• **Extrait du texte**:
* * * * * * * * *

Pablo FLYE : « La participation citoyenne est au cœur de la réussite et de l’appropriation des idées »

Quel est votre rapport au territoire et à notre environnement meurthe-et-mosellan ?

J’ai grandi à Pont-à-Mousson, dans un environnement industriel. Ce territoire porte une réalité et un poids du passé post-industriel, ainsi qu’une pression économique qui ne permettent pas de le caractériser comme un territoire écologique. La population n’est pas naturellement portée vers les questions environnementales.  C’est un fait et une réalité ! Grandir dans un tel territoire post-industriel quand on s‘intéresse aux questions d’écologie est donc un vrai défi.

Avez-vous un « coin de nature » en particulier en Meurthe-et-Moselle ?

Mars-le-Tour, un village qui fait partie de mon enfance et qui me manque. J’aime aussi emprunter la voie verte de la Moselle à vélo.

Votre engagement puise sa source dans une histoire de famille…

En effet. Issu d’une famille avec des valeurs fortes, qui se partagent au quotidien, il m’a semblé naturel de poursuivre cet engagement pour les défendre et porter à mon tour ma contribution à la vie démocratique. L’Assemblée départementale des collégiens (ADC) a été le cadre de mes premiers engagements, j’étais déjà acteur de la vie de mon établissement scolaire avant de devenir activiste. J’étais élu collégien et je me souviens parfaitement avoir travaillé pendant deux ans sur la thématique des « valeurs de la République » et d’avoir participer à une clôture de session du Conseil départemental de Meurthe-et-Moselle.

* * * * * * * * *

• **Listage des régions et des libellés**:
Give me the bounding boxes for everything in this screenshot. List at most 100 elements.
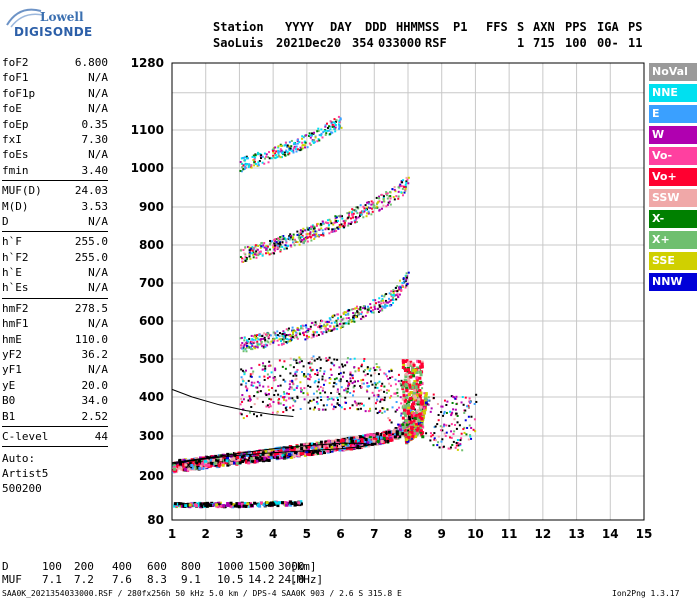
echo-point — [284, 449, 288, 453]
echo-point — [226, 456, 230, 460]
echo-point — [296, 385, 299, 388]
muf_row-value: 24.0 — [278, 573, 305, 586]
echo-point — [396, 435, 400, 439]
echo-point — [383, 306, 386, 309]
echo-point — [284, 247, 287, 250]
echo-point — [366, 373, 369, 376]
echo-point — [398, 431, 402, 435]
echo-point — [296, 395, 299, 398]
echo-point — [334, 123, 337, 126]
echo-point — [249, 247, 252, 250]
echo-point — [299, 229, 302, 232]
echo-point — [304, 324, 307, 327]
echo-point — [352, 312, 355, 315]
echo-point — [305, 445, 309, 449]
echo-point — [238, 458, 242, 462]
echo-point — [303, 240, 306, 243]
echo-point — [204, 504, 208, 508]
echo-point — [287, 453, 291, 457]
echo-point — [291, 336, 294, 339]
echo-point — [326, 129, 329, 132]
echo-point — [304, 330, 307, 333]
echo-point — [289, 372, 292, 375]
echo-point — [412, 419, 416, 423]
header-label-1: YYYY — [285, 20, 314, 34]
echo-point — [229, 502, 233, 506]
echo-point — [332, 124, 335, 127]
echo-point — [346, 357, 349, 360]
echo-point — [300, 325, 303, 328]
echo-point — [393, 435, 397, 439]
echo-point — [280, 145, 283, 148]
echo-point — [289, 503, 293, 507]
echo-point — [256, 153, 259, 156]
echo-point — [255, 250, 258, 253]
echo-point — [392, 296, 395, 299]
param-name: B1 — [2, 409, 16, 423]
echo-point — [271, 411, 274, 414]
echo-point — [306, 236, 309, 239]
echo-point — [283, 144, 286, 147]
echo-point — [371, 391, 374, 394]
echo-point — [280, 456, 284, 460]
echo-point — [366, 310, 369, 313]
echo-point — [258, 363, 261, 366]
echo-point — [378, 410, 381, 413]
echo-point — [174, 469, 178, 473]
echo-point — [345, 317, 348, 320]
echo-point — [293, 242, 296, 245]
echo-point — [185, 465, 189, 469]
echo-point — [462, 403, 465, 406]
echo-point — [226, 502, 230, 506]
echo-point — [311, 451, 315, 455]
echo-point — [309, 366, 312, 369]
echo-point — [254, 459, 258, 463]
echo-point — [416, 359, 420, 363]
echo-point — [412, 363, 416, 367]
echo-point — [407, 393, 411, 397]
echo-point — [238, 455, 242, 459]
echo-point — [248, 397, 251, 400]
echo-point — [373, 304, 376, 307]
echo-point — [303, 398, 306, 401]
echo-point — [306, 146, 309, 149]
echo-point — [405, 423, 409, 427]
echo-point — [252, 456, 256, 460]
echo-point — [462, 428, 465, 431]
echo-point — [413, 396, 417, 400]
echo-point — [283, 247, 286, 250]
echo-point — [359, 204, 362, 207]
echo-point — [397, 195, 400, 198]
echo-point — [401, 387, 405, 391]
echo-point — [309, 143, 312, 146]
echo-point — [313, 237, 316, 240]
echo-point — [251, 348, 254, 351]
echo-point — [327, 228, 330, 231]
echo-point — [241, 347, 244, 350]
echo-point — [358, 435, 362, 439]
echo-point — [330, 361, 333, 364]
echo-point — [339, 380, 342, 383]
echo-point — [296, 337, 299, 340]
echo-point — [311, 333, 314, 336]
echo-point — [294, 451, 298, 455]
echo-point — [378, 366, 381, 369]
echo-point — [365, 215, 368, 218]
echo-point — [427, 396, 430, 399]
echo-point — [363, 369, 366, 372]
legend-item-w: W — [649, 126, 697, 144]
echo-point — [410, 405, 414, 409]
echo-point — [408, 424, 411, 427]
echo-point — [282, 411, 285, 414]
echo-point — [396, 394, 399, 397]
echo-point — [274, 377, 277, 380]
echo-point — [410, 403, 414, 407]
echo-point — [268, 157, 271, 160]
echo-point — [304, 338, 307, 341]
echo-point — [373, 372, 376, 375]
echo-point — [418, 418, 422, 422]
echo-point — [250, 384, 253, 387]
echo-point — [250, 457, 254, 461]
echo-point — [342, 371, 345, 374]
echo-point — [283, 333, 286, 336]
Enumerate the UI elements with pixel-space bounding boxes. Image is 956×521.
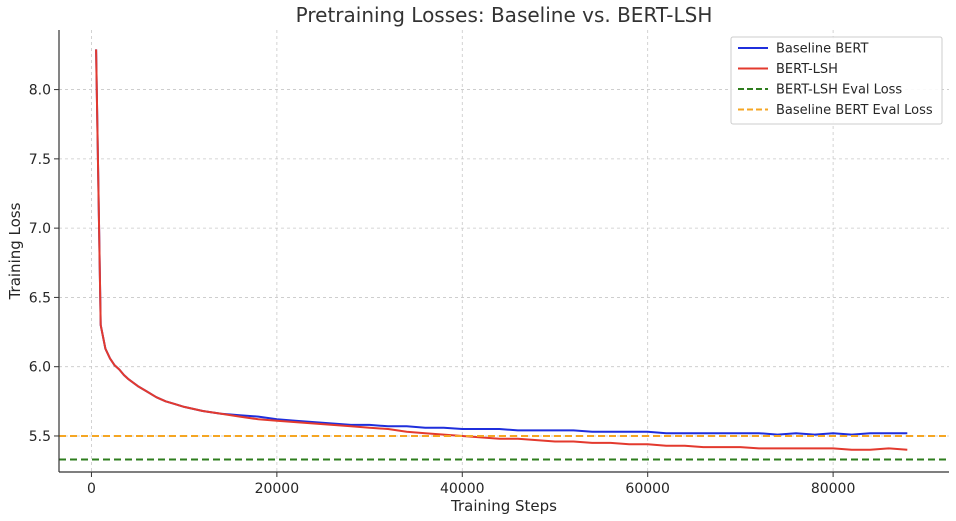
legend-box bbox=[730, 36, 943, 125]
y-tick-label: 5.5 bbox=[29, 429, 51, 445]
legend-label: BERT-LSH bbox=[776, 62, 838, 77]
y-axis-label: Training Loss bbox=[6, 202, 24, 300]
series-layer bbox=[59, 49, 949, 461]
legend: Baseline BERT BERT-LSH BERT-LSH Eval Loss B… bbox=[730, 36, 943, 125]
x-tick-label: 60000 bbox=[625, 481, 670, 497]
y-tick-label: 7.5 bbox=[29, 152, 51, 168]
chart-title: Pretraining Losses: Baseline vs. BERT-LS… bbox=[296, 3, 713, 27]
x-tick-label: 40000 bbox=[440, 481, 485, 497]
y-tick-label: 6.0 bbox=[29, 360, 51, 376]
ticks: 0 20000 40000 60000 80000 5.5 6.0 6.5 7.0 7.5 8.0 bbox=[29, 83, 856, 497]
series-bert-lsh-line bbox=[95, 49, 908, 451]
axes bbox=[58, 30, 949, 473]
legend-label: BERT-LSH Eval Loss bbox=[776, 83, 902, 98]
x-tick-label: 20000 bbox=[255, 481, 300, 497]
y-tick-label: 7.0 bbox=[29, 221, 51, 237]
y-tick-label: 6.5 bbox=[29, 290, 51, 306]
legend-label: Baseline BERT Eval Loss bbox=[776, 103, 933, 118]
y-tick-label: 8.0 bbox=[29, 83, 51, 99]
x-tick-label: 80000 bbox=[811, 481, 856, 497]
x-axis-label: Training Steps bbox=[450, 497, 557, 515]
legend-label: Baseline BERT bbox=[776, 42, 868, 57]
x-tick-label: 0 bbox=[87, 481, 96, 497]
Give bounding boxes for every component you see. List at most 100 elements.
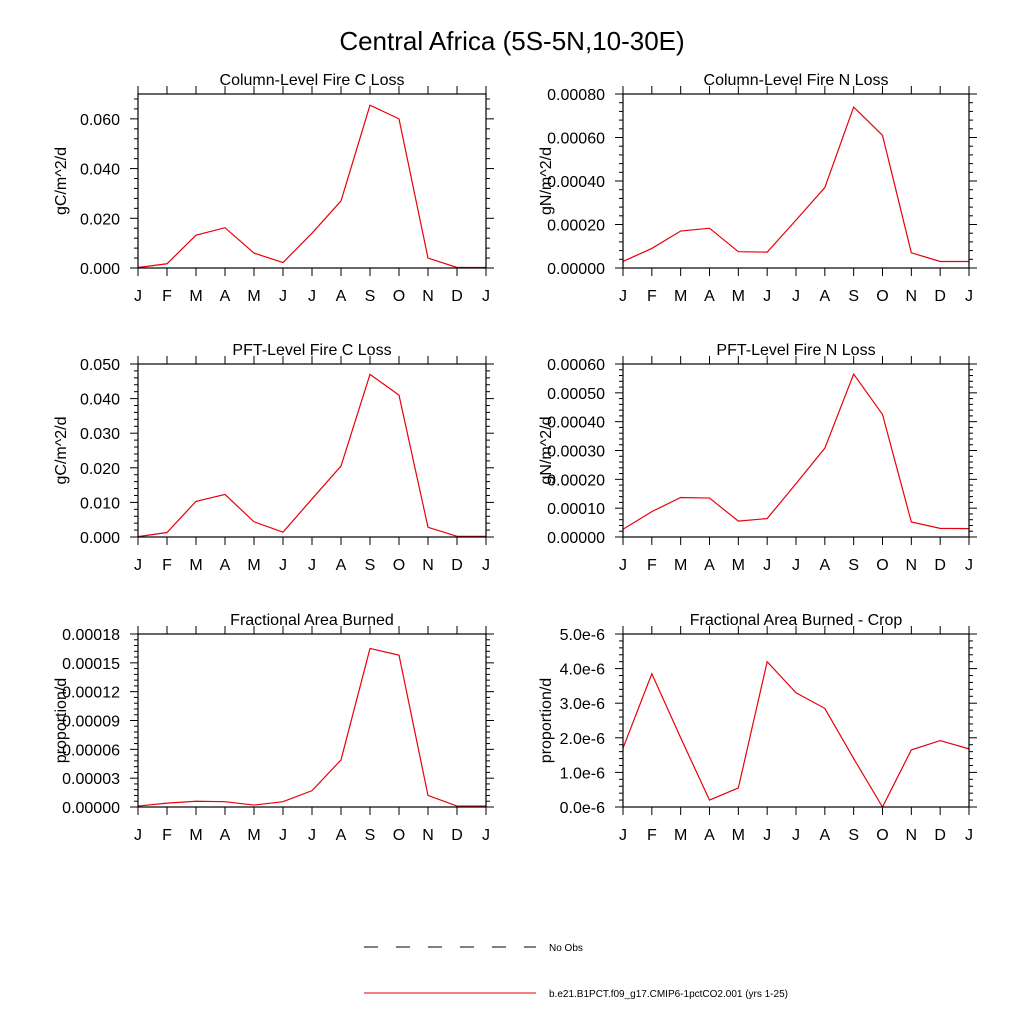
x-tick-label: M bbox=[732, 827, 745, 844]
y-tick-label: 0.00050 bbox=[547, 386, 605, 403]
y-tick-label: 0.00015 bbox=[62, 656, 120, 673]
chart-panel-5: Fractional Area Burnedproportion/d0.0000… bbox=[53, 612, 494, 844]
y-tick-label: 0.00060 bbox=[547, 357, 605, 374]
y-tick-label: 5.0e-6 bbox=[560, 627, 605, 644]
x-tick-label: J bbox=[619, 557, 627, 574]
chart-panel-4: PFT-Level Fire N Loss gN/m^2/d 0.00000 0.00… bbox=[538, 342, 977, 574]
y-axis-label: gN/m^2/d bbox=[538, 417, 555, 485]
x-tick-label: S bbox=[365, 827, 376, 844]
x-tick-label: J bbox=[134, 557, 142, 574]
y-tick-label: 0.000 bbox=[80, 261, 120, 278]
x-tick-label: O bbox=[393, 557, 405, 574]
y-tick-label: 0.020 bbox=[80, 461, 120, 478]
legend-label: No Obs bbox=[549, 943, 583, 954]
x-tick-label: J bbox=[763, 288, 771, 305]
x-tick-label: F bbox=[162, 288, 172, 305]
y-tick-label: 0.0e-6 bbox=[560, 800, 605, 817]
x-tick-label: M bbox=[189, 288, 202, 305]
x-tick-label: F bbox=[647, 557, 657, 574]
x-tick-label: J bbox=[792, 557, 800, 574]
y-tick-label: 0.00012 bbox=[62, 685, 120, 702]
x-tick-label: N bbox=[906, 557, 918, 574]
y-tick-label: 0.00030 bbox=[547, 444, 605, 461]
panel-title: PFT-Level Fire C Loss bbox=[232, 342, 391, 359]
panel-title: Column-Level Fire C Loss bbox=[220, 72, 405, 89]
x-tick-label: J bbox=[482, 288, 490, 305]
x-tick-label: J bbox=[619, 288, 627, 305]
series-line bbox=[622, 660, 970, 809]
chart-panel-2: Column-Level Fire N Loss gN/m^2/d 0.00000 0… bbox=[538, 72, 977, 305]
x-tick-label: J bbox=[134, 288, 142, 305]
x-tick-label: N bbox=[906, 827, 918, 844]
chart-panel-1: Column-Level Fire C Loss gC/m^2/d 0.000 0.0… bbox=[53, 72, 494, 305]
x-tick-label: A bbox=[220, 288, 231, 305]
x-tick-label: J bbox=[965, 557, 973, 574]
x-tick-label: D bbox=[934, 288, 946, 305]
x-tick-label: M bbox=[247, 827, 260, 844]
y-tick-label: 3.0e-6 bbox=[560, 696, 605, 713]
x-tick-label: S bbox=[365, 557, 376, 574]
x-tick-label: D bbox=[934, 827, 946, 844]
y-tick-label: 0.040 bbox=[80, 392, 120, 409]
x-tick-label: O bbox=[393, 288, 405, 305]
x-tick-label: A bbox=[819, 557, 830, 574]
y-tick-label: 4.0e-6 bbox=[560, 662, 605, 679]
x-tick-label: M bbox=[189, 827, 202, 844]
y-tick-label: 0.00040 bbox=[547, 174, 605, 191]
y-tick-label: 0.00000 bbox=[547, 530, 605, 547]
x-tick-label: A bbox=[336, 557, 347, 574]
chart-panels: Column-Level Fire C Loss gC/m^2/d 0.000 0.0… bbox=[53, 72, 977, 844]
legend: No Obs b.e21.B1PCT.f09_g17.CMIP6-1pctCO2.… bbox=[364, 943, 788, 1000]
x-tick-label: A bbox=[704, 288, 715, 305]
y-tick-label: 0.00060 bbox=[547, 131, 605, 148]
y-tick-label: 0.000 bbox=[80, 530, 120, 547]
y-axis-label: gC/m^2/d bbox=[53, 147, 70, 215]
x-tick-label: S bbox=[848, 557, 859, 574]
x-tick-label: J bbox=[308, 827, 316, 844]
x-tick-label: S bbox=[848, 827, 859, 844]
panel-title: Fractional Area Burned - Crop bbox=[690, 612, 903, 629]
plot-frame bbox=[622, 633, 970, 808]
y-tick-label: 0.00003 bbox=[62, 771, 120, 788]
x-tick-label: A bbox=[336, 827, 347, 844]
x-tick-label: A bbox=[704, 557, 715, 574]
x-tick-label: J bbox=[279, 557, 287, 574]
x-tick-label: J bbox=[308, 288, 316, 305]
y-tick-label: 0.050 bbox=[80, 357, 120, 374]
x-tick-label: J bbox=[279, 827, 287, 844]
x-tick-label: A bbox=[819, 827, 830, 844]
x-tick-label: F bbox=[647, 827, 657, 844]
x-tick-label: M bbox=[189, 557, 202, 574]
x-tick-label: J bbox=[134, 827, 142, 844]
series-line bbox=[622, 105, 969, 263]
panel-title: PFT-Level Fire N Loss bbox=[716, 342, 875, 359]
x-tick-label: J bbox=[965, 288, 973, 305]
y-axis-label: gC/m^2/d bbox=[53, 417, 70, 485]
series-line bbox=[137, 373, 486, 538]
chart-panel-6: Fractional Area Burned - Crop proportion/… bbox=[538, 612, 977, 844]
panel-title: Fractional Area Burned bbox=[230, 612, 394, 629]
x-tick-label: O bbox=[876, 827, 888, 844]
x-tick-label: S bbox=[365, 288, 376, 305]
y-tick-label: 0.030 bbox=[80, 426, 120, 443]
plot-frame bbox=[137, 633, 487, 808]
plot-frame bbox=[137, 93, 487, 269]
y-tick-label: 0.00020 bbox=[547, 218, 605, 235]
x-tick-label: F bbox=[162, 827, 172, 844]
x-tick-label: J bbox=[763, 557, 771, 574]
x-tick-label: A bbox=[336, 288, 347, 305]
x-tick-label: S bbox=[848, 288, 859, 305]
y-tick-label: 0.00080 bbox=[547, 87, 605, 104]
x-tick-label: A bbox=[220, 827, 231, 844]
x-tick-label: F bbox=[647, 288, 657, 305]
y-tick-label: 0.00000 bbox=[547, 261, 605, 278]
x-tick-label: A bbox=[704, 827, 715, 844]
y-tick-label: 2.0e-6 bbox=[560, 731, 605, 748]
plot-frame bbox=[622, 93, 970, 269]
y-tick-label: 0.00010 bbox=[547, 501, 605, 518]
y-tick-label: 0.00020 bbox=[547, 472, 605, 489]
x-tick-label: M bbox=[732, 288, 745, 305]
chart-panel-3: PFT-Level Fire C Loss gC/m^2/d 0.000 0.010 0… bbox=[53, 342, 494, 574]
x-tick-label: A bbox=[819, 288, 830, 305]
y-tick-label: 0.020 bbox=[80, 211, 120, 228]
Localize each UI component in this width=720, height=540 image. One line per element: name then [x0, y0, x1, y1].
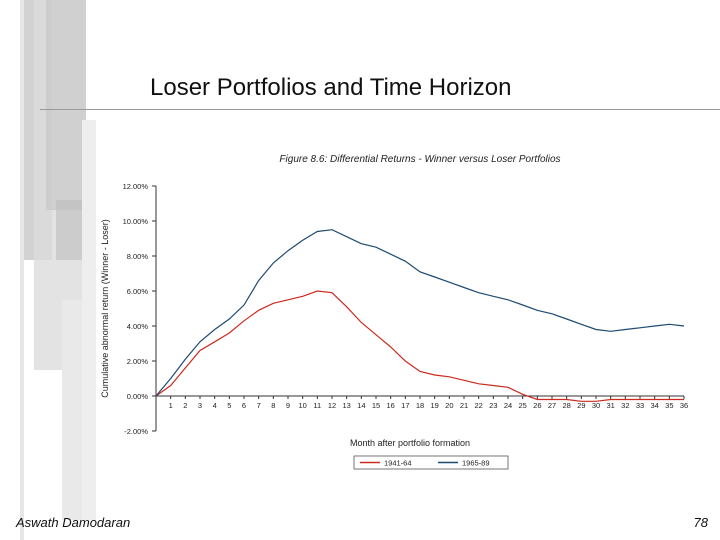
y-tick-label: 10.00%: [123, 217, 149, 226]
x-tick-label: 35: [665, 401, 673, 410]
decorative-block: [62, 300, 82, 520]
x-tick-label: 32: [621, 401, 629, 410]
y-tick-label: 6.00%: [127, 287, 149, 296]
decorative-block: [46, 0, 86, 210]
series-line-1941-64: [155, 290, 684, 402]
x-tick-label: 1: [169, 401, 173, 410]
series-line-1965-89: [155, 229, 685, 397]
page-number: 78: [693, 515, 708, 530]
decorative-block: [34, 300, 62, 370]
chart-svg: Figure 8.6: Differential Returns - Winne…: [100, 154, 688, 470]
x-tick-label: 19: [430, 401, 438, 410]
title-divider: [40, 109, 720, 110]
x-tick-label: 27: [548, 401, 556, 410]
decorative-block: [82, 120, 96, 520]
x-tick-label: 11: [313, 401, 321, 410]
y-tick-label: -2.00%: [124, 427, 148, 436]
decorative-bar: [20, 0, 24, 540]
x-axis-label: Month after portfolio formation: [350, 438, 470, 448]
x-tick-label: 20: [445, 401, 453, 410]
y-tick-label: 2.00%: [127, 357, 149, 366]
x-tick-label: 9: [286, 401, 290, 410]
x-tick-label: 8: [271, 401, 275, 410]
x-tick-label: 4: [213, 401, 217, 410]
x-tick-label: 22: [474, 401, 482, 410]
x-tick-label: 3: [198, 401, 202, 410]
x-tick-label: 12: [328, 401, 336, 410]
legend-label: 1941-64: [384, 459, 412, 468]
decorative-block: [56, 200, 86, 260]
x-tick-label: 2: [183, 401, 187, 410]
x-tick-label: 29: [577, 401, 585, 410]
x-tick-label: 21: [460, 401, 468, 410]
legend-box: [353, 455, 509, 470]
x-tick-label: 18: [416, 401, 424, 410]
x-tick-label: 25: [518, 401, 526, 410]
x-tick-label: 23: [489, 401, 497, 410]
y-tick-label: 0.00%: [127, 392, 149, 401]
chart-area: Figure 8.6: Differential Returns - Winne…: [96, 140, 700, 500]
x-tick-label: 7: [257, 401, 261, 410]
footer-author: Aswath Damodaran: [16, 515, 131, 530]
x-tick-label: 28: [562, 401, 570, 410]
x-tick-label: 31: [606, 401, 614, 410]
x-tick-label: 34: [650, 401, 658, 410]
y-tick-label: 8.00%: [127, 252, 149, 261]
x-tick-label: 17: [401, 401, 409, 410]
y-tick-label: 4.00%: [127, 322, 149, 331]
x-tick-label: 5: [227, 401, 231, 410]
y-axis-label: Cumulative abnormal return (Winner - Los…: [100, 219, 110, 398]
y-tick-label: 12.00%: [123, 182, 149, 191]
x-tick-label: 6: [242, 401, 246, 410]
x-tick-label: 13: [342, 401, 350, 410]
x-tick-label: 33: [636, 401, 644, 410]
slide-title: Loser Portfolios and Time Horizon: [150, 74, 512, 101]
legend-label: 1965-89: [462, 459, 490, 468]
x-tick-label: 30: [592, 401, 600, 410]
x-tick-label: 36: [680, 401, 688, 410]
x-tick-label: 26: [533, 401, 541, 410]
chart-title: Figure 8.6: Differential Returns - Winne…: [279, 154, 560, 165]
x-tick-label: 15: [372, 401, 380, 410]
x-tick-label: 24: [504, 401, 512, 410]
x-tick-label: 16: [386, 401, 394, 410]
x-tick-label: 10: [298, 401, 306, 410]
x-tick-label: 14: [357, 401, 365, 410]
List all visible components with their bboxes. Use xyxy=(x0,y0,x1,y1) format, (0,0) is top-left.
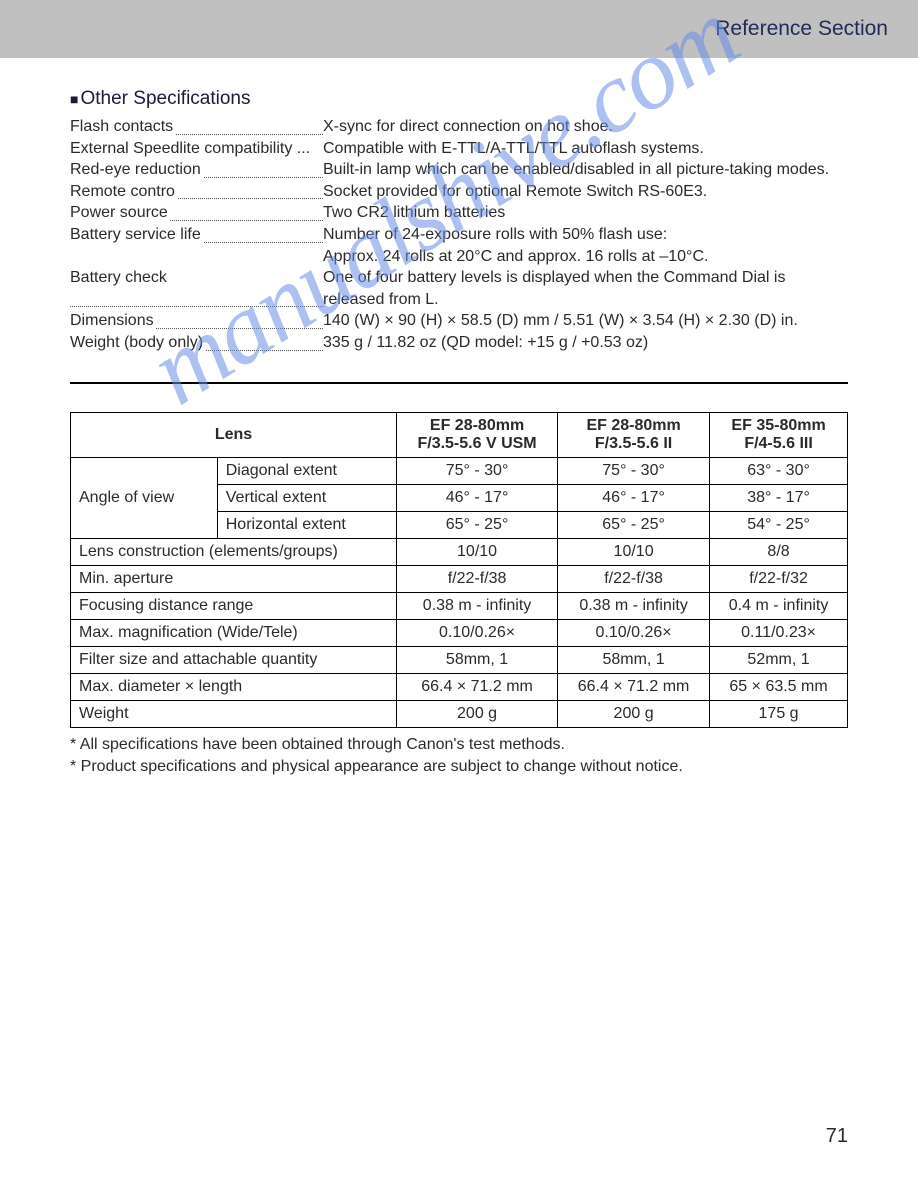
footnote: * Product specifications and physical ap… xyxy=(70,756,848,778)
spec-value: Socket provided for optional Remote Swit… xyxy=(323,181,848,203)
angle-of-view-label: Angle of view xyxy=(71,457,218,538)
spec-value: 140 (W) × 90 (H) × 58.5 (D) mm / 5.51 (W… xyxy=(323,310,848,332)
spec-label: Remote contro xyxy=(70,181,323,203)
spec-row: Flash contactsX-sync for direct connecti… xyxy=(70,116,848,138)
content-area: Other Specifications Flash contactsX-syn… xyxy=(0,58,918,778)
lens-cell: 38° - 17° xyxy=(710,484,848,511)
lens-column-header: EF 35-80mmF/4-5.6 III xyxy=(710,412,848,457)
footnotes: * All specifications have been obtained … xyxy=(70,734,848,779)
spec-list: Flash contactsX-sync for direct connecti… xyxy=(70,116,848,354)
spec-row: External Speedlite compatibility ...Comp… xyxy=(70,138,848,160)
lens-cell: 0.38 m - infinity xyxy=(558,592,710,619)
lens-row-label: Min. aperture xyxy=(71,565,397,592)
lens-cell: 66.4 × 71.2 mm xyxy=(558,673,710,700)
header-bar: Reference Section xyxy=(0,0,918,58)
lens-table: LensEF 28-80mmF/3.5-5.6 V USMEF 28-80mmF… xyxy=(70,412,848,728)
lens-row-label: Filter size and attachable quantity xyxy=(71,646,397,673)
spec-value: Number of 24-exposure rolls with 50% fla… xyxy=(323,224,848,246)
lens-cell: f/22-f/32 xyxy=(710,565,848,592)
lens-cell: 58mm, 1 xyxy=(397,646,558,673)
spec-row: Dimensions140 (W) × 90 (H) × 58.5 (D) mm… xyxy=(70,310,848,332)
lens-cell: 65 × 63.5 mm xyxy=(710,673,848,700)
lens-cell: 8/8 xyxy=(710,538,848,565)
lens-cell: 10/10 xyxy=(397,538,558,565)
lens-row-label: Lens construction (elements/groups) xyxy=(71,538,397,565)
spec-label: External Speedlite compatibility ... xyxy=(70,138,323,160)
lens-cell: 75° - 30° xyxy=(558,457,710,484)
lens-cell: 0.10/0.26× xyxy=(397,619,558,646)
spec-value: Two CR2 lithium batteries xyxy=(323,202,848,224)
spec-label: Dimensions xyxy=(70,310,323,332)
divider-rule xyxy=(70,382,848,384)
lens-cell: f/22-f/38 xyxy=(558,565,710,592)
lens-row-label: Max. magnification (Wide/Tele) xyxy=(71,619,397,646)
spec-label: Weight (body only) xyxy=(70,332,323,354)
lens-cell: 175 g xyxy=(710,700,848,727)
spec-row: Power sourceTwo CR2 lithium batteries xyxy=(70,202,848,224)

* * * * * * * * *

• **Énoncé 1**: Recopiez le passage de l'entretien allant de "Mars-le-Tour, un village" jusqu'à "départemental de Meurthe-et-Moselle." inclus, en remplaçant "vélo" par "pied".
• **Énoncé 2**: Poursuivez l'entretien à partir de sa dernière phrase.

• **Résultat attendu 1**:
Mars-le-Tour, un village qui fait partie de mon enfance et qui me manque. J’aime aussi emprunter la voie verte de la Moselle à pied.

Votre engagement puise sa source dans une histoire de famille…

En effet. Issu d’une famille avec des valeurs fortes, qui se partagent au quotidien, il m’a semblé naturel de poursuivre cet engagement pour les défendre et porter à mon tour ma contribution à la vie démocratique. L’Assemblée départementale des collégiens (ADC) a été le cadre de mes premiers engagements, j’étais déjà acteur de la vie de mon établissement scolaire avant de devenir activiste. J’étais élu collégien et je me souviens parfaitement avoir travaillé pendant deux ans sur la thématique des « valeurs de la République » et d’avoir participer à une clôture de session du Conseil départemental de Meurthe-et-Moselle.

• **Résultat attendu 2**:
À 15 ans, vous devenez le porte-parole de Fridays for Future France, parlez-nous de cette expérience ?

Les mouvements Youth for climate et Fridays for future ont été d’une richesse extrême, en offrant une voix aux plus jeunes et donc au premier public concerné par ce futur et la crise écologique. Dans cet élan général, j’ai voulu contribuer à faire changer les choses et à faire bouger les gens, d’abord près de chez moi, puis rapidement au niveau national.

Naturellement, il a fallu répondre aux besoins de représentants pour tous ces jeunes concernés par les enjeux et ainsi porter leur voix sur un plan médiatique. J’ai accepté cette place car je sentais que je représentais quelque chose de puissant à réaliser et avec du fond, du concret.

La rencontre avec le député Pierre Larouturou a représenté une opportunité de collaborer et de porter notre réalité au sein des institutions, autour d’un texte législatif fort. De manière opérationnelle, les citoyen·ne·s ont mobilisé ce pouvoir d’influencer le Parlement européen et cette expérience est incomparable.

Yann Arthus-Bertrand est venu vous chercher sur un projet local, quel est le concept développé ?

La « ville du changement » est un concept soutenu par l’ADEME et une expérience unique. Il s’agit de faire d’une ville (Lons-le-Saunier, dans le Jura) un laboratoire de la transformation des villes. La transition écologique est ici portée de manière globale et transversale par tous les acteurs :  élus, citoyens, engagés, associatifs et monde de l’entreprise et cela dans une collaboration exemplaire.

Dans cette expérimentation, qui sera retransmise à l’automne à la télévision dans une série de reportages, j’ai la responsabilité d’accompagner des acteurs multiples, de co-construire en travaillant avec les citoyens et d’accélérer l’émergence d’idées et leurs concrétisations en projets.

Les indicateurs de réussite d’un tel projet sont variés et en même temps très pragmatiques : mesurer le rythme d’élaboration et le niveau de participation des citoyens, quantifier et qualifier le nombre de personnes acteurs de chaque projet, créer de l’attractivité, etc. La participation citoyenne est au cœur de la réussite et de l’appropriation des idées, concrétisées ensuite dans des projets.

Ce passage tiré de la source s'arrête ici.